Start SOURCE DATA
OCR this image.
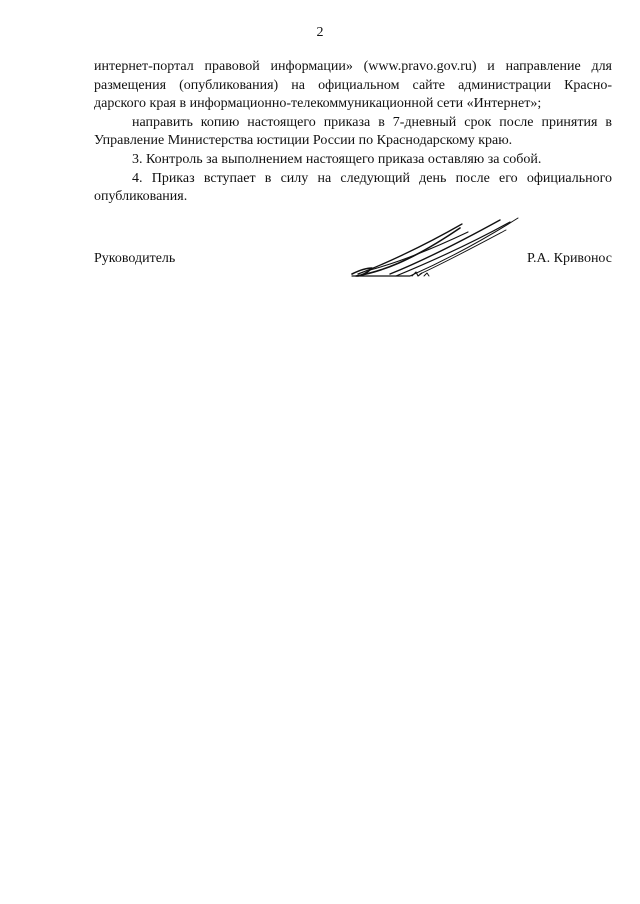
2

интернет-портал правовой информации» (www.pravo.gov.ru) и направление для
размещения (опубликования) на официальном сайте администрации Красно-
дарского края в информационно-телекоммуникационной сети «Интернет»;

направить копию настоящего приказа в 7-дневный срок после принятия в
Управление Министерства юстиции России по Краснодарскому краю.

3. Контроль за выполнением настоящего приказа оставляю за собой.

4. Приказ вступает в силу на следующий день после его официального
опубликования.

Руководитель	Р.А. Кривонос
End SOURCE DATA
*REQUIREMENT*: Restate the records word for word, omitting images.

*EXERCISE RESPONSE*:
OCR this image.
2

интернет-портал правовой информации» (www.pravo.gov.ru) и направление для
размещения (опубликования) на официальном сайте администрации Красно-
дарского края в информационно-телекоммуникационной сети «Интернет»;

направить копию настоящего приказа в 7-дневный срок после принятия в
Управление Министерства юстиции России по Краснодарскому краю.

3. Контроль за выполнением настоящего приказа оставляю за собой.

4. Приказ вступает в силу на следующий день после его официального
опубликования.

Руководитель	Р.А. Кривонос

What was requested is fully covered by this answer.